[What you will do] State the number of lines that contain "icon", with no other text.

[Raw data]
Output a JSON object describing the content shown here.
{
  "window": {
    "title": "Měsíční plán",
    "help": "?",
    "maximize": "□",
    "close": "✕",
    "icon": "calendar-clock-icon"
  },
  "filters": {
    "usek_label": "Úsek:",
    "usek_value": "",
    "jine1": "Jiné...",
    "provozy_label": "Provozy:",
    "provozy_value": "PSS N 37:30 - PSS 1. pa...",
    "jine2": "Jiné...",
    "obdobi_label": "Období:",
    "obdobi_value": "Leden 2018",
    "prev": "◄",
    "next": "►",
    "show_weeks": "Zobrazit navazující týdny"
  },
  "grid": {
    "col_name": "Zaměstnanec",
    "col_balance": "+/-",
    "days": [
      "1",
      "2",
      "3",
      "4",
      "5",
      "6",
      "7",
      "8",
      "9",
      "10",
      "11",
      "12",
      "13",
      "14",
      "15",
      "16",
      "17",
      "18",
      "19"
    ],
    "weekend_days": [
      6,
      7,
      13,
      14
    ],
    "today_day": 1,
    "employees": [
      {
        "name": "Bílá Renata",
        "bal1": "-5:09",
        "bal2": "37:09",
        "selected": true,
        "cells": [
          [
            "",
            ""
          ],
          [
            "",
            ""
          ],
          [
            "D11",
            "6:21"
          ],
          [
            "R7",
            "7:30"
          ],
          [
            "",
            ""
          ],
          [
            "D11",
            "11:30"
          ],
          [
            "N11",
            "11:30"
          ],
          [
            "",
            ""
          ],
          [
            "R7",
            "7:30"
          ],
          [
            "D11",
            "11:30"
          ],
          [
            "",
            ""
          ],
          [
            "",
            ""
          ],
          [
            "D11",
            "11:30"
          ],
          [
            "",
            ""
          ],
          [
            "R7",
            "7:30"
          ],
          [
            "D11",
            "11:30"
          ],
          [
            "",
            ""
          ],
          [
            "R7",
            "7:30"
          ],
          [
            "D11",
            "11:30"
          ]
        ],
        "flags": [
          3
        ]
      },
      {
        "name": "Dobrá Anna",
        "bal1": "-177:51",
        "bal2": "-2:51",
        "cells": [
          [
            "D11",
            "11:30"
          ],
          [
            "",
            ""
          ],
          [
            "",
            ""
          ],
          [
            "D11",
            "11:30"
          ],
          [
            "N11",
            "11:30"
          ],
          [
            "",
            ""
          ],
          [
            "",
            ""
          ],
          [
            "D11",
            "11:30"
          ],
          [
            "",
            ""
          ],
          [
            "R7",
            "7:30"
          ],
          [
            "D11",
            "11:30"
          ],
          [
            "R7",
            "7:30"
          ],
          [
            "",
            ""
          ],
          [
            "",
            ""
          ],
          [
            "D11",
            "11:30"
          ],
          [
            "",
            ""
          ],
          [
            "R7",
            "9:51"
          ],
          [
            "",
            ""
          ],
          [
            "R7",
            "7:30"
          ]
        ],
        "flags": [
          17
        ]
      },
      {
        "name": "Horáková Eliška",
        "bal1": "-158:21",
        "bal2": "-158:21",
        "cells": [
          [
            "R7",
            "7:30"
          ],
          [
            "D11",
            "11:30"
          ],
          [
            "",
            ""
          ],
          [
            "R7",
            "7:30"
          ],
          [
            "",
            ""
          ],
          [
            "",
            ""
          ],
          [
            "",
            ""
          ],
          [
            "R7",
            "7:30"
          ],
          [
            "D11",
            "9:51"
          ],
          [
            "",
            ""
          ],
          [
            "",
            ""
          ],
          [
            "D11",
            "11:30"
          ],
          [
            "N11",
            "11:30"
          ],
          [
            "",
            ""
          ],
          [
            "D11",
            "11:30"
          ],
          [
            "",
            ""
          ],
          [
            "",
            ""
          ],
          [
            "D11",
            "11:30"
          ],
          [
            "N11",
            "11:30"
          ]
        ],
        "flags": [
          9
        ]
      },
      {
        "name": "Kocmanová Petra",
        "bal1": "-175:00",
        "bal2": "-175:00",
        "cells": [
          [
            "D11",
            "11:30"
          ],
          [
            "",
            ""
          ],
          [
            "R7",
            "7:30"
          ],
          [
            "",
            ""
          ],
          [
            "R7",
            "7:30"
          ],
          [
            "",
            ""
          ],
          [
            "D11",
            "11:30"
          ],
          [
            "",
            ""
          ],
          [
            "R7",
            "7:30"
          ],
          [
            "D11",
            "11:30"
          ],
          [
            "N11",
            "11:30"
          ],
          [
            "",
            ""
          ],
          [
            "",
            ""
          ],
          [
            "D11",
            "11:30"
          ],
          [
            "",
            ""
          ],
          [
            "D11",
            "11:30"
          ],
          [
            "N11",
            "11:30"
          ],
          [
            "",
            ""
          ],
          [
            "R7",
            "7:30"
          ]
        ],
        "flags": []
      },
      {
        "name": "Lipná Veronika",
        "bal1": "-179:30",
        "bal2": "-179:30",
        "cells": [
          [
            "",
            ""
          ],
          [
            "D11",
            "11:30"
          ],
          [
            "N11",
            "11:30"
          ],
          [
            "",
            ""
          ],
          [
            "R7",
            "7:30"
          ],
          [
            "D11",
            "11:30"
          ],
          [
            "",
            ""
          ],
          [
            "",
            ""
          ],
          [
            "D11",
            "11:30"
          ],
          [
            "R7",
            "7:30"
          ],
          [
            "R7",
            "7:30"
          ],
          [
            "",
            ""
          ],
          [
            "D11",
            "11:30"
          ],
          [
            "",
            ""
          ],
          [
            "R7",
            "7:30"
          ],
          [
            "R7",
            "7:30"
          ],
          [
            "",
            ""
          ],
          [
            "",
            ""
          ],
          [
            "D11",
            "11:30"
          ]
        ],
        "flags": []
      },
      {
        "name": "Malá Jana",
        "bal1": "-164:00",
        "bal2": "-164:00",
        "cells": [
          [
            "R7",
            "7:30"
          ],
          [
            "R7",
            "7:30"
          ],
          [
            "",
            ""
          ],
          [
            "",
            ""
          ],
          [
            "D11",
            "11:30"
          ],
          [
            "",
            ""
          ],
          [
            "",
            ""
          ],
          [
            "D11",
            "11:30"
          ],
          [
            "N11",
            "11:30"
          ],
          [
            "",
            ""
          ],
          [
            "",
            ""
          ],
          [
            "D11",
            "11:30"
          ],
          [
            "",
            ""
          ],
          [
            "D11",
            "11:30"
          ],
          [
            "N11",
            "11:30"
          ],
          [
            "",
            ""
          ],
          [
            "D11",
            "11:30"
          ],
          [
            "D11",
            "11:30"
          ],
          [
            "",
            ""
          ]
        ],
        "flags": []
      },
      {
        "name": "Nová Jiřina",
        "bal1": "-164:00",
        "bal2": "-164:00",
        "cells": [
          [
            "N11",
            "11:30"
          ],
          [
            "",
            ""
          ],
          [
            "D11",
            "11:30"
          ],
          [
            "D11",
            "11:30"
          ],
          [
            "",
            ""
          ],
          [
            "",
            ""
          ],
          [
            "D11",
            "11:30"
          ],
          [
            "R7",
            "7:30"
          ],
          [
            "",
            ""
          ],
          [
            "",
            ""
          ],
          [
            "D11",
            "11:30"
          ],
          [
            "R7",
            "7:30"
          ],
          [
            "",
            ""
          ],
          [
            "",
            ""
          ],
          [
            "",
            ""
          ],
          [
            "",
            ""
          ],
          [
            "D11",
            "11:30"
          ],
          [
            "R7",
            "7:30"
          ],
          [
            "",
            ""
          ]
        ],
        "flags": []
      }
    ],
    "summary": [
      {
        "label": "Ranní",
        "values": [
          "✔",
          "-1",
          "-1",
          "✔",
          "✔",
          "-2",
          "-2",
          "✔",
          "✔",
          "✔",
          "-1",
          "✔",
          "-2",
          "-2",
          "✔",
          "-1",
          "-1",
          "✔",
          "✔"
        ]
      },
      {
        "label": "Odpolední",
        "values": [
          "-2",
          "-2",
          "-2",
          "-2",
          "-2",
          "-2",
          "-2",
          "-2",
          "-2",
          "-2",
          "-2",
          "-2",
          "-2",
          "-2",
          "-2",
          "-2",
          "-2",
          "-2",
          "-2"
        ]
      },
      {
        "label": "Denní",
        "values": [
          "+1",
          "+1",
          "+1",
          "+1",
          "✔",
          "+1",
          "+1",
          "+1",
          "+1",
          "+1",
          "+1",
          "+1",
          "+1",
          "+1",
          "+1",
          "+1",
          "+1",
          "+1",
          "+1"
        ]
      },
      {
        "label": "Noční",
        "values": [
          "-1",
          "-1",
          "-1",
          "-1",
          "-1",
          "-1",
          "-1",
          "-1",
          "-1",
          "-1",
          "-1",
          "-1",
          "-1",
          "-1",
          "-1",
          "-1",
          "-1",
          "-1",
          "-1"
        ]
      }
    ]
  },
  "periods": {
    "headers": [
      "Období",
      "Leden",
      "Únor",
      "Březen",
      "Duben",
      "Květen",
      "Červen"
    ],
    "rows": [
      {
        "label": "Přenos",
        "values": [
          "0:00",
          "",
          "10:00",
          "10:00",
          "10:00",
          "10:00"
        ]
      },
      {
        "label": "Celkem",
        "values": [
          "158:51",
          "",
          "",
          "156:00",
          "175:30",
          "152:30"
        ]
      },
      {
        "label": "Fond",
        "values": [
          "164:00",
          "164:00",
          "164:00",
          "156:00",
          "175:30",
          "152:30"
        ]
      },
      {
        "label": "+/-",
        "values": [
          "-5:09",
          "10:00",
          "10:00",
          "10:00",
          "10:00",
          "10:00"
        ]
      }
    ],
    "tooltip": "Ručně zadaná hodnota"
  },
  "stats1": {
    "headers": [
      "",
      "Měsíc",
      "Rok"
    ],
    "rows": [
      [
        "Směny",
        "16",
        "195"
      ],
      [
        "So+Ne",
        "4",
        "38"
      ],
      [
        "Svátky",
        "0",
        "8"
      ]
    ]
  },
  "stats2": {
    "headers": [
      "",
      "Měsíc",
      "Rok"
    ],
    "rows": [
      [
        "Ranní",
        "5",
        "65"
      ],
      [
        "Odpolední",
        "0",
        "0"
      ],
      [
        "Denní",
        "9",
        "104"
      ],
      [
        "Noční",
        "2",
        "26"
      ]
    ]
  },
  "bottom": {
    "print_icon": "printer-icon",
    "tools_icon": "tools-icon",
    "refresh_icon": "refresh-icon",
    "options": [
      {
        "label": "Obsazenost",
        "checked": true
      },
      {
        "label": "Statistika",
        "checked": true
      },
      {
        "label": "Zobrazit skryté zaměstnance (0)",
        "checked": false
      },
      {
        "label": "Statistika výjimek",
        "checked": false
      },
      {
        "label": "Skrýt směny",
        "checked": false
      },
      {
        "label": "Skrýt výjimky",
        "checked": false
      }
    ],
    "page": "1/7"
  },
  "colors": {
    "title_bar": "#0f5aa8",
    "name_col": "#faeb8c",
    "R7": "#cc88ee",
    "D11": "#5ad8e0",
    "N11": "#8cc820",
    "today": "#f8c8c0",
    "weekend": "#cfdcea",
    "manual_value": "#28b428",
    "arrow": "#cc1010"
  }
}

[Written solution] 4